Sétima e oitava perseguições gerais (238-274)


Ao contemplarmos a decadência do império romano, há muita coisa
que nos faz lembrar a história contemporânea da Igreja de Deus. Roma
tinha já passado o auge da sua glória, e infelizmente também dava-se o
mesmo com a igreja quanto ao seu testemunho público aqui no mundo.

O REINADO DE ALEXANDRE SEVERO

O reinado pacífico de Alexandre Severo fora motivo de maior mal para
a causa cristã do que todas as perseguições juntas. No seu tempo, a igreja,
por falta de zelo, começou a sentir-se cansada de estar em santa separação
do mundo, e os bispos cristãos, ensoberbecidos pelo seu crescente poder e
importância, aceitavam colocações na corte, e começaram a acumular
riquezas colossais. Já haviam aparecido em diferentes partes do império
alguns templos para o mais ostentoso desenvolvimento da nova religião, e
as palavras do Espírito Santo "o Altíssimo não habita em templos feitos pela
mão do homem" pareciam estar em grande perigo de serem esquecidas. A
bela simplicidade da igreja primitiva estava rapidamente desaparecendo,
sendo prejudicialmente substituída pela mão do homem que em tudo se
intromete. Paulo, como hábil mestre de obras, pusera o fundamento, mas
outros construíram sobre ele edifícios que não prestavam para nada; e o
ouro, a prata e as pedras misturaram-se com a madeira, o feno e a palha
de uma organização sem vida. (Veja-se 1 Co 3.)
Foi então que os cristãos começaram a concordar com as filosofias da
Grécia e de Roma, e encontraram estímulos para a sua fé declinante no
misticismo ousado do Egito e da Arábia: e, portanto, ninguém se deve
admirar de que, quando uma nova perseguição rebentou, muitos dos crentes
verdadeiros desanimaram e manifestaram receios de que Deus os
estava tratando conforme os seus pecados.

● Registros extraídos
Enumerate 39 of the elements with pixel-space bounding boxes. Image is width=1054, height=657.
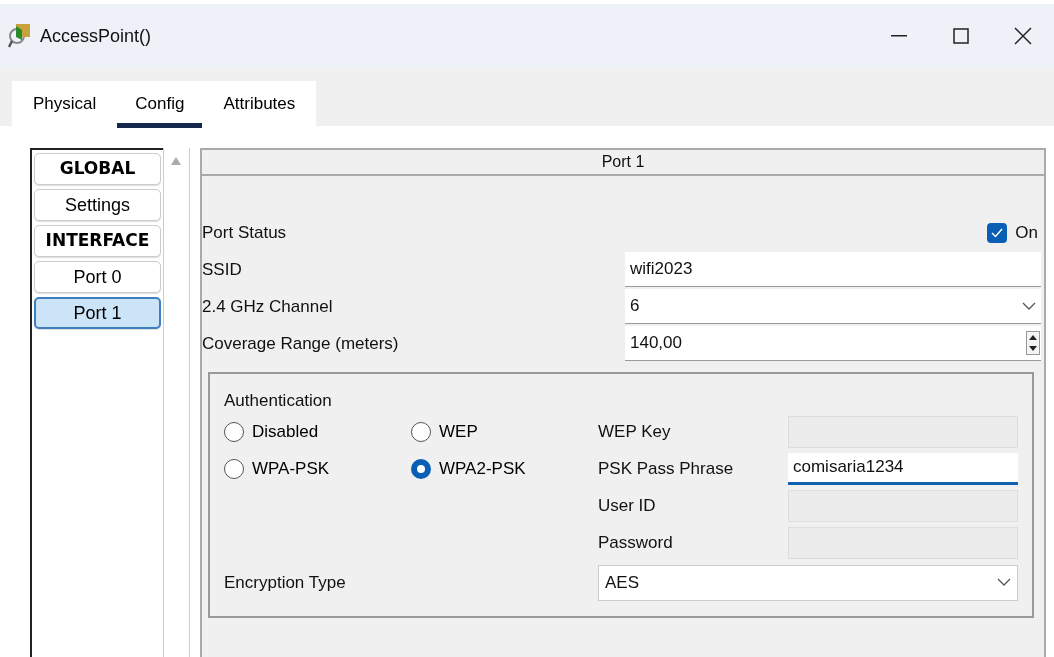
group-title: Authentication [224, 390, 333, 412]
field-label: Port Status [202, 221, 288, 244]
field-label: 2.4 GHz Channel [202, 295, 334, 318]
radio-button[interactable]: WEP [411, 415, 598, 448]
maximize-icon [953, 28, 969, 44]
sidebar-heading[interactable]: GLOBAL [34, 153, 161, 185]
sidebar-item[interactable]: Port 0 [34, 261, 161, 293]
radio-button[interactable]: WPA-PSK [224, 452, 411, 485]
field-label: Coverage Range (meters) [202, 332, 400, 355]
field-label: SSID [202, 258, 243, 281]
field-label: User ID [598, 494, 657, 517]
field-label: PSK Pass Phrase [598, 457, 735, 480]
chevron-down-icon [1022, 301, 1036, 311]
field-label: Password [598, 531, 674, 554]
panel-title: Port 1 [202, 150, 1044, 176]
sidebar-heading[interactable]: INTERFACE [34, 225, 161, 257]
tab[interactable]: Config [117, 91, 203, 128]
tab[interactable]: Attributes [220, 91, 299, 128]
scroll-up-icon [170, 156, 183, 166]
sidebar-item[interactable]: Port 1 [34, 297, 161, 329]
radio-button[interactable]: Disabled [224, 415, 411, 448]
chevron-down-icon [997, 578, 1011, 587]
tab[interactable]: Physical [30, 91, 100, 128]
input-field[interactable]: comisaria1234 [788, 452, 1018, 485]
field-label: Encryption Type [224, 571, 347, 594]
checkbox[interactable] [987, 222, 1008, 243]
checkbox-label: On [1015, 221, 1038, 244]
radio-button[interactable]: WPA2-PSK [411, 452, 598, 485]
number-field[interactable]: 140,00 [625, 326, 1041, 361]
minimize-icon [891, 35, 907, 37]
field-label: WEP Key [598, 420, 672, 443]
checkmark-icon [991, 227, 1004, 238]
spinner-arrows-icon[interactable] [1026, 331, 1040, 355]
input-field[interactable]: wifi2023 [625, 252, 1041, 287]
dropdown[interactable]: AES [598, 564, 1018, 601]
window-title: AccessPoint() [40, 24, 152, 48]
dropdown[interactable]: 6 [625, 289, 1041, 324]
close-icon [1014, 27, 1032, 45]
sidebar-item[interactable]: Settings [34, 189, 161, 221]
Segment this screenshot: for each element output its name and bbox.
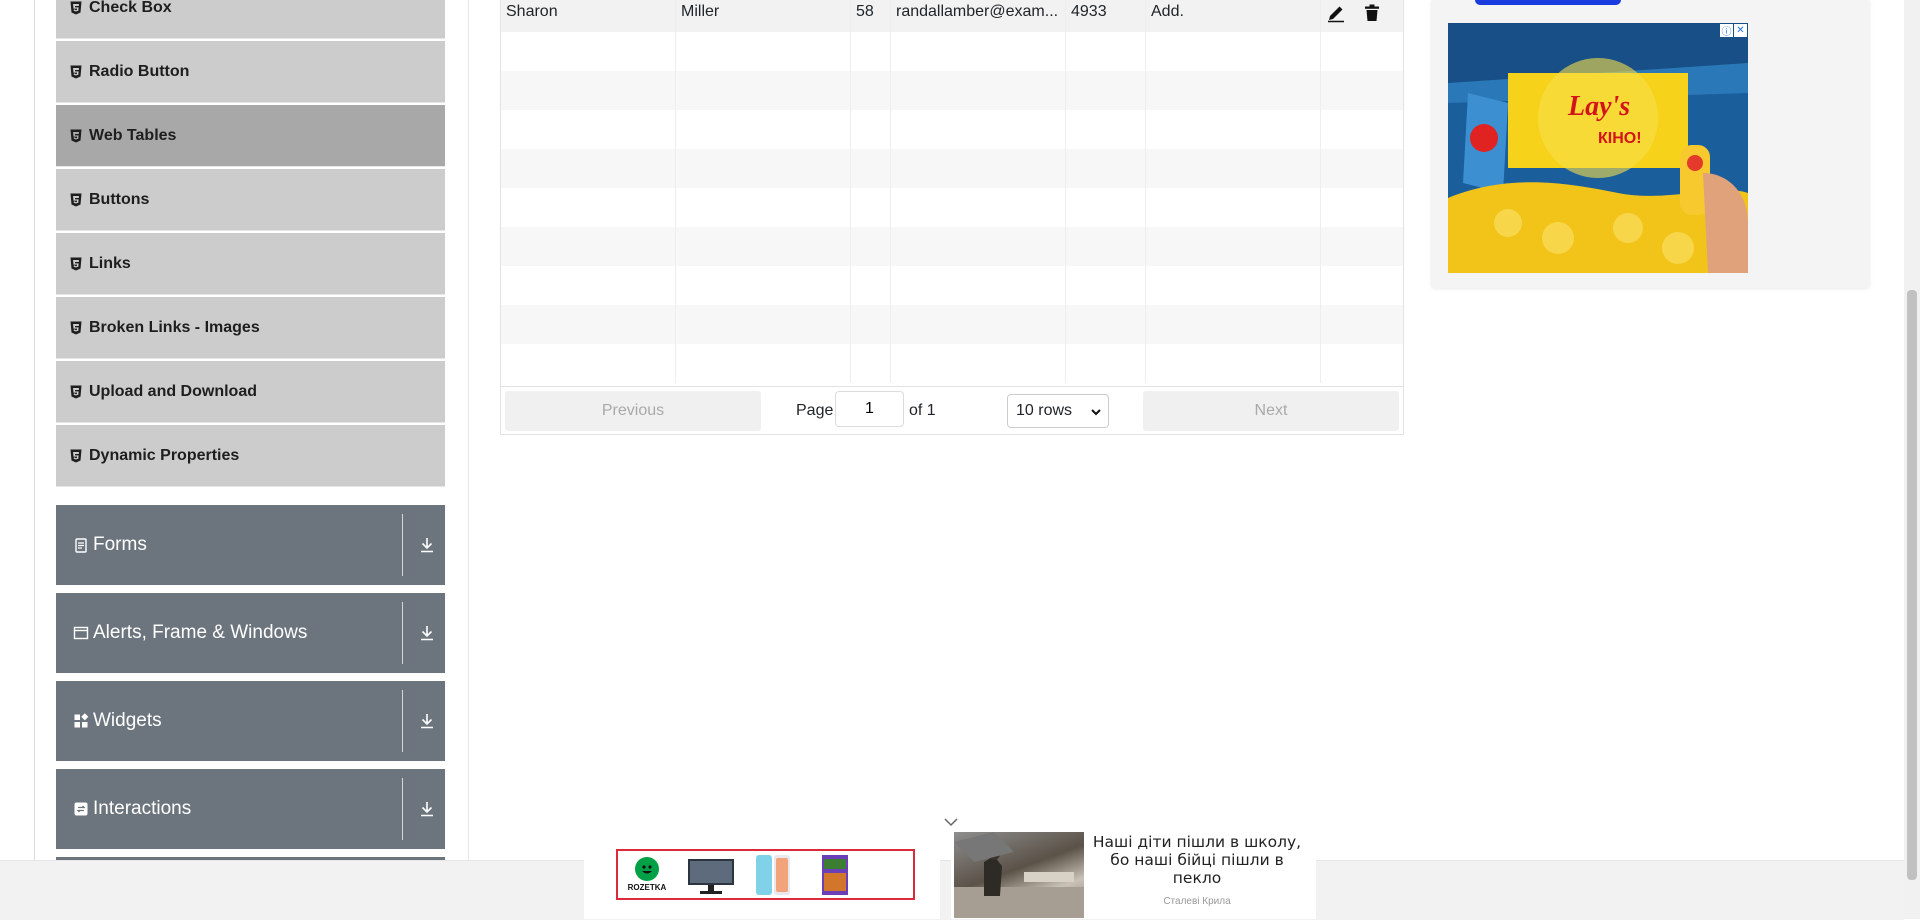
group-separator [402, 690, 403, 752]
elements-menu-list: Check Box Radio Button Web Tables Button… [56, 0, 445, 489]
page-scrollbar[interactable] [1904, 0, 1920, 919]
sidebar-item-broken-links[interactable]: Broken Links - Images [56, 297, 445, 359]
group-separator [402, 778, 403, 840]
cell-first-name: Sharon [501, 0, 676, 32]
cell-salary: 4933 [1066, 0, 1146, 32]
download-arrow-icon[interactable] [418, 623, 436, 643]
phone-product-image [756, 854, 790, 895]
news-ad-image[interactable] [954, 832, 1084, 918]
news-ad-title[interactable]: Наші діти пішли в школу, бо наші бійці п… [1087, 833, 1307, 887]
rozetka-logo: ROZETKA [618, 851, 676, 898]
group-label: Alerts, Frame & Windows [93, 622, 308, 643]
html5-icon [70, 193, 82, 207]
scrollbar-thumb[interactable] [1907, 290, 1917, 880]
download-arrow-icon[interactable] [418, 535, 436, 555]
sidebar-item-label: Broken Links - Images [89, 318, 260, 336]
rows-per-page-value: 10 rows [1016, 402, 1073, 419]
previous-button[interactable]: Previous [505, 391, 761, 431]
html5-icon [70, 65, 82, 79]
sidebar-item-label: Buttons [89, 190, 150, 208]
page-label: Page [796, 402, 834, 419]
sidebar-item-label: Web Tables [89, 126, 177, 144]
group-label: Interactions [93, 798, 192, 819]
table-row: Sharon Miller 58 randallamber@exam... 49… [501, 0, 1403, 32]
sidebar-item-radio-button[interactable]: Radio Button [56, 41, 445, 103]
table-row [501, 227, 1403, 266]
next-button[interactable]: Next [1143, 391, 1399, 431]
sidebar-divider [468, 0, 469, 860]
ad-controls: ⓘ ✕ [1720, 24, 1747, 38]
rozetka-ad[interactable]: ROZETKA [616, 849, 915, 900]
monitor-product-image [688, 858, 734, 894]
cell-email: randallamber@exam... [891, 0, 1066, 32]
table-row [501, 71, 1403, 110]
html5-icon [70, 1, 82, 15]
svg-text:Lay's: Lay's [1567, 91, 1630, 122]
delete-icon[interactable] [1362, 3, 1382, 23]
page-number-input[interactable] [835, 391, 904, 427]
web-table: Sharon Miller 58 randallamber@exam... 49… [500, 0, 1404, 435]
sidebar-item-dynamic-properties[interactable]: Dynamic Properties [56, 425, 445, 487]
sidebar-item-label: Check Box [89, 0, 172, 16]
window-icon [73, 625, 89, 641]
sidebar-item-upload-download[interactable]: Upload and Download [56, 361, 445, 423]
pagination-bar: Previous Page of 1 10 rows Next [501, 386, 1403, 434]
cell-last-name: Miller [676, 0, 851, 32]
table-row [501, 305, 1403, 344]
page-total-label: of 1 [909, 402, 936, 419]
collapse-chevron-icon[interactable] [943, 815, 959, 827]
ad-info-icon[interactable]: ⓘ [1720, 24, 1733, 38]
download-arrow-icon[interactable] [418, 799, 436, 819]
group-label: Widgets [93, 710, 162, 731]
ad-close-icon[interactable]: ✕ [1734, 24, 1747, 37]
group-interactions[interactable]: Interactions [56, 769, 445, 849]
html5-icon [70, 129, 82, 143]
group-label: Forms [93, 534, 147, 555]
html5-icon [70, 385, 82, 399]
group-widgets[interactable]: Widgets [56, 681, 445, 761]
game-product-image [822, 854, 848, 895]
sidebar-item-check-box[interactable]: Check Box [56, 0, 445, 39]
cell-actions [1321, 0, 1402, 32]
svg-text:КІНО!: КІНО! [1598, 130, 1642, 147]
sidebar-item-links[interactable]: Links [56, 233, 445, 295]
sidebar-item-label: Radio Button [89, 62, 190, 80]
widgets-icon [73, 713, 89, 729]
group-alerts-frame-windows[interactable]: Alerts, Frame & Windows [56, 593, 445, 673]
rozetka-label: ROZETKA [627, 883, 667, 892]
table-row [501, 188, 1403, 227]
download-arrow-icon[interactable] [418, 711, 436, 731]
category-groups: Forms Alerts, Frame & Windows Widgets In… [56, 505, 445, 867]
rozetka-smile-icon [635, 857, 659, 881]
cell-department: Add. [1146, 0, 1321, 32]
cell-age: 58 [851, 0, 891, 32]
table-row [501, 149, 1403, 188]
group-separator [402, 514, 403, 576]
html5-icon [70, 257, 82, 271]
sidebar-item-label: Links [89, 254, 131, 272]
sidebar-item-label: Dynamic Properties [89, 446, 240, 464]
document-icon [73, 537, 89, 553]
left-panel-border [34, 0, 35, 860]
html5-icon [70, 321, 82, 335]
sidebar-item-buttons[interactable]: Buttons [56, 169, 445, 231]
table-row [501, 110, 1403, 149]
interactions-icon [73, 801, 89, 817]
sidebar-item-web-tables[interactable]: Web Tables [56, 105, 445, 167]
group-forms[interactable]: Forms [56, 505, 445, 585]
html5-icon [70, 449, 82, 463]
ad-button-edge[interactable] [1475, 0, 1621, 5]
table-row [501, 266, 1403, 305]
sidebar-item-label: Upload and Download [89, 382, 257, 400]
news-ad-source: Сталеві Крила [1163, 896, 1231, 907]
table-row [501, 32, 1403, 71]
table-row [501, 344, 1403, 383]
rows-per-page-select[interactable]: 10 rows [1007, 394, 1109, 428]
lays-ad-banner[interactable]: Lay's КІНО! ⓘ ✕ [1448, 23, 1748, 273]
group-separator [402, 602, 403, 664]
edit-icon[interactable] [1326, 3, 1346, 23]
chevron-down-icon [1090, 405, 1102, 417]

● O QUE SE PEDE
Reescreva o texto sobre as perseguições gerais de "Ao contemplarmos a" a "aqui no mundo.", trocando "auge" por "apogeu".

● RESULTADO DA TAREFA
Ao contemplarmos a decadência do império romano, há muita coisa
que nos faz lembrar a história contemporânea da Igreja de Deus. Roma
tinha já passado o apogeu da sua glória, e infelizmente também dava-se o
mesmo com a igreja quanto ao seu testemunho público aqui no mundo.